Aim ▸ Reproduce the whole listing, character for character.

Records for processing ▸
- - - - - - -

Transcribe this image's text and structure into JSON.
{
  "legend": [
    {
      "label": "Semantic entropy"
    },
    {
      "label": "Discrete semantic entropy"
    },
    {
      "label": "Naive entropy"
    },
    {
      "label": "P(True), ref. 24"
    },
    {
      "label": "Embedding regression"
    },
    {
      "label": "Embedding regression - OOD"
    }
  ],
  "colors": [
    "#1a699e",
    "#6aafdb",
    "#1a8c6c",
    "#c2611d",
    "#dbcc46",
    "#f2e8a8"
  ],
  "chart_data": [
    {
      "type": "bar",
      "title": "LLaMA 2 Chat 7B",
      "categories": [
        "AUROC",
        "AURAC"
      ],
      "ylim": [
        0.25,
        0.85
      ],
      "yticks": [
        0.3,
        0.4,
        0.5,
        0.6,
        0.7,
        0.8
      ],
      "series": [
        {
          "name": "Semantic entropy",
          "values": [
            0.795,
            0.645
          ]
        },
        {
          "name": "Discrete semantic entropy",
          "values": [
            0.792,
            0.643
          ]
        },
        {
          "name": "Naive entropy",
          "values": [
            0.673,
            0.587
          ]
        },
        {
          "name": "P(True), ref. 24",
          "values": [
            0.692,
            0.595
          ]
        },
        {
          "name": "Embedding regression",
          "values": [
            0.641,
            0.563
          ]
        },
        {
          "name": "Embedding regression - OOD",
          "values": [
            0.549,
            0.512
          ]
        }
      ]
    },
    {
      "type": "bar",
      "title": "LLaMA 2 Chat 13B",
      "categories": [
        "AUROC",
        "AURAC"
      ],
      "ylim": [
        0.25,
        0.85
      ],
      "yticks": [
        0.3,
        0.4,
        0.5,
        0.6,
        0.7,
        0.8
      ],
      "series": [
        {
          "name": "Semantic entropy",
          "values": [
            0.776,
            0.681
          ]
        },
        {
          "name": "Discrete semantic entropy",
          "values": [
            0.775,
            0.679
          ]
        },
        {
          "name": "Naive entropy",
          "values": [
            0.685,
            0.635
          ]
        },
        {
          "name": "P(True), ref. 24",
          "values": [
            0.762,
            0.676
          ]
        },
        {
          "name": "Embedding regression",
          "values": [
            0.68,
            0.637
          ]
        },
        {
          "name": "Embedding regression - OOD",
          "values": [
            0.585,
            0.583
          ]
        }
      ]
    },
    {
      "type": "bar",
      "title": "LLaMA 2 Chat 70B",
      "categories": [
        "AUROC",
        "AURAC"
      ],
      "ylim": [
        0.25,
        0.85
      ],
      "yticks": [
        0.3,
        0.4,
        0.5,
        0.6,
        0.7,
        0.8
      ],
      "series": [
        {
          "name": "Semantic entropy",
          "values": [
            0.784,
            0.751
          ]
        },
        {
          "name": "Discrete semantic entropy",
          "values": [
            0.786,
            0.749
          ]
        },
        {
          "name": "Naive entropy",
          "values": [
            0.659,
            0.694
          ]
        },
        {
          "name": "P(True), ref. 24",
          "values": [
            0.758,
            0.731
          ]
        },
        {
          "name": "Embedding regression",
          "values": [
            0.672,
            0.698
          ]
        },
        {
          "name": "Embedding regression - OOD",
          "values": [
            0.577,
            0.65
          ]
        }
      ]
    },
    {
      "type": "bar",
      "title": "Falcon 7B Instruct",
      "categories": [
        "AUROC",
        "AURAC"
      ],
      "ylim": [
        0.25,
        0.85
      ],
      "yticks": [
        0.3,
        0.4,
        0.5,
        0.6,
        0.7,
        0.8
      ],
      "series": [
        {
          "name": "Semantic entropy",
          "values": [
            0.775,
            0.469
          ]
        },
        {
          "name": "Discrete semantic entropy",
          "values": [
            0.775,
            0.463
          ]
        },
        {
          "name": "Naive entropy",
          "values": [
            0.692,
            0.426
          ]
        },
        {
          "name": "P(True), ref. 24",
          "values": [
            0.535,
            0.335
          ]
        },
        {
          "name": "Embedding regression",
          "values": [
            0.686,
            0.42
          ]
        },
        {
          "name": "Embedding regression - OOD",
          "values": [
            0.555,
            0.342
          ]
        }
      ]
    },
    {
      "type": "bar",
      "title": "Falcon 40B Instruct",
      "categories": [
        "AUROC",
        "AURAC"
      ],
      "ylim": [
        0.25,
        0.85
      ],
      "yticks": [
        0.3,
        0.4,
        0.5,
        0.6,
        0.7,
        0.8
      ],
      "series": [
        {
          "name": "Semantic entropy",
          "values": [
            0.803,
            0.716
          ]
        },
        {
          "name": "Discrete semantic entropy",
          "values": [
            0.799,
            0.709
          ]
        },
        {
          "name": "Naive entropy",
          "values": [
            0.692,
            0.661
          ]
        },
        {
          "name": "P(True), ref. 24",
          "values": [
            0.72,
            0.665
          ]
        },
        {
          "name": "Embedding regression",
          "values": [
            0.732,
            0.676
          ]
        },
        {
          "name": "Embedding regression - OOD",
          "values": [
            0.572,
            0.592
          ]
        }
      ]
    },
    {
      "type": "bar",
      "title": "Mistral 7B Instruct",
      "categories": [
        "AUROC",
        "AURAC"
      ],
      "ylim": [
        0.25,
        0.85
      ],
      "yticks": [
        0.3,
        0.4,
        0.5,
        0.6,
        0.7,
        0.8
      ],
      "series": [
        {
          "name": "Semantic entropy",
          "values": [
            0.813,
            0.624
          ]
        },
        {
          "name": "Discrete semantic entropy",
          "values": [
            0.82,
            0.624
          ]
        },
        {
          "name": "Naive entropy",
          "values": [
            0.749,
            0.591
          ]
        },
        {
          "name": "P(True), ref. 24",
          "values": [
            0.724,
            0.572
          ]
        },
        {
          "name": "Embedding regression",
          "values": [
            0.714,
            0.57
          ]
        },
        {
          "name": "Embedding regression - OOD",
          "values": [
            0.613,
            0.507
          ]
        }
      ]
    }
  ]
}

- - - - - - -

Task response ▸
Transcribe this image's text and structure into JSON.
{
  "legend": [
    {
      "label": "Semantic entropy"
    },
    {
      "label": "Discrete semantic entropy"
    },
    {
      "label": "Naive entropy"
    },
    {
      "label": "P(True), ref. 24"
    },
    {
      "label": "Embedding regression"
    },
    {
      "label": "Embedding regression - OOD"
    }
  ],
  "colors": [
    "#1a699e",
    "#6aafdb",
    "#1a8c6c",
    "#c2611d",
    "#dbcc46",
    "#f2e8a8"
  ],
  "chart_data": [
    {
      "type": "bar",
      "title": "LLaMA 2 Chat 7B",
      "categories": [
        "AUROC",
        "AURAC"
      ],
      "ylim": [
        0.25,
        0.85
      ],
      "yticks": [
        0.3,
        0.4,
        0.5,
        0.6,
        0.7,
        0.8
      ],
      "series": [
        {
          "name": "Semantic entropy",
          "values": [
            0.795,
            0.645
          ]
        },
        {
          "name": "Discrete semantic entropy",
          "values": [
            0.792,
            0.643
          ]
        },
        {
          "name": "Naive entropy",
          "values": [
            0.673,
            0.587
          ]
        },
        {
          "name": "P(True), ref. 24",
          "values": [
            0.692,
            0.595
          ]
        },
        {
          "name": "Embedding regression",
          "values": [
            0.641,
            0.563
          ]
        },
        {
          "name": "Embedding regression - OOD",
          "values": [
            0.549,
            0.512
          ]
        }
      ]
    },
    {
      "type": "bar",
      "title": "LLaMA 2 Chat 13B",
      "categories": [
        "AUROC",
        "AURAC"
      ],
      "ylim": [
        0.25,
        0.85
      ],
      "yticks": [
        0.3,
        0.4,
        0.5,
        0.6,
        0.7,
        0.8
      ],
      "series": [
        {
          "name": "Semantic entropy",
          "values": [
            0.776,
            0.681
          ]
        },
        {
          "name": "Discrete semantic entropy",
          "values": [
            0.775,
            0.679
          ]
        },
        {
          "name": "Naive entropy",
          "values": [
            0.685,
            0.635
          ]
        },
        {
          "name": "P(True), ref. 24",
          "values": [
            0.762,
            0.676
          ]
        },
        {
          "name": "Embedding regression",
          "values": [
            0.68,
            0.637
          ]
        },
        {
          "name": "Embedding regression - OOD",
          "values": [
            0.585,
            0.583
          ]
        }
      ]
    },
    {
      "type": "bar",
      "title": "LLaMA 2 Chat 70B",
      "categories": [
        "AUROC",
        "AURAC"
      ],
      "ylim": [
        0.25,
        0.85
      ],
      "yticks": [
        0.3,
        0.4,
        0.5,
        0.6,
        0.7,
        0.8
      ],
      "series": [
        {
          "name": "Semantic entropy",
          "values": [
            0.784,
            0.751
          ]
        },
        {
          "name": "Discrete semantic entropy",
          "values": [
            0.786,
            0.749
          ]
        },
        {
          "name": "Naive entropy",
          "values": [
            0.659,
            0.694
          ]
        },
        {
          "name": "P(True), ref. 24",
          "values": [
            0.758,
            0.731
          ]
        },
        {
          "name": "Embedding regression",
          "values": [
            0.672,
            0.698
          ]
        },
        {
          "name": "Embedding regression - OOD",
          "values": [
            0.577,
            0.65
          ]
        }
      ]
    },
    {
      "type": "bar",
      "title": "Falcon 7B Instruct",
      "categories": [
        "AUROC",
        "AURAC"
      ],
      "ylim": [
        0.25,
        0.85
      ],
      "yticks": [
        0.3,
        0.4,
        0.5,
        0.6,
        0.7,
        0.8
      ],
      "series": [
        {
          "name": "Semantic entropy",
          "values": [
            0.775,
            0.469
          ]
        },
        {
          "name": "Discrete semantic entropy",
          "values": [
            0.775,
            0.463
          ]
        },
        {
          "name": "Naive entropy",
          "values": [
            0.692,
            0.426
          ]
        },
        {
          "name": "P(True), ref. 24",
          "values": [
            0.535,
            0.335
          ]
        },
        {
          "name": "Embedding regression",
          "values": [
            0.686,
            0.42
          ]
        },
        {
          "name": "Embedding regression - OOD",
          "values": [
            0.555,
            0.342
          ]
        }
      ]
    },
    {
      "type": "bar",
      "title": "Falcon 40B Instruct",
      "categories": [
        "AUROC",
        "AURAC"
      ],
      "ylim": [
        0.25,
        0.85
      ],
      "yticks": [
        0.3,
        0.4,
        0.5,
        0.6,
        0.7,
        0.8
      ],
      "series": [
        {
          "name": "Semantic entropy",
          "values": [
            0.803,
            0.716
          ]
        },
        {
          "name": "Discrete semantic entropy",
          "values": [
            0.799,
            0.709
          ]
        },
        {
          "name": "Naive entropy",
          "values": [
            0.692,
            0.661
          ]
        },
        {
          "name": "P(True), ref. 24",
          "values": [
            0.72,
            0.665
          ]
        },
        {
          "name": "Embedding regression",
          "values": [
            0.732,
            0.676
          ]
        },
        {
          "name": "Embedding regression - OOD",
          "values": [
            0.572,
            0.592
          ]
        }
      ]
    },
    {
      "type": "bar",
      "title": "Mistral 7B Instruct",
      "categories": [
        "AUROC",
        "AURAC"
      ],
      "ylim": [
        0.25,
        0.85
      ],
      "yticks": [
        0.3,
        0.4,
        0.5,
        0.6,
        0.7,
        0.8
      ],
      "series": [
        {
          "name": "Semantic entropy",
          "values": [
            0.813,
            0.624
          ]
        },
        {
          "name": "Discrete semantic entropy",
          "values": [
            0.82,
            0.624
          ]
        },
        {
          "name": "Naive entropy",
          "values": [
            0.749,
            0.591
          ]
        },
        {
          "name": "P(True), ref. 24",
          "values": [
            0.724,
            0.572
          ]
        },
        {
          "name": "Embedding regression",
          "values": [
            0.714,
            0.57
          ]
        },
        {
          "name": "Embedding regression - OOD",
          "values": [
            0.613,
            0.507
          ]
        }
      ]
    }
  ]
}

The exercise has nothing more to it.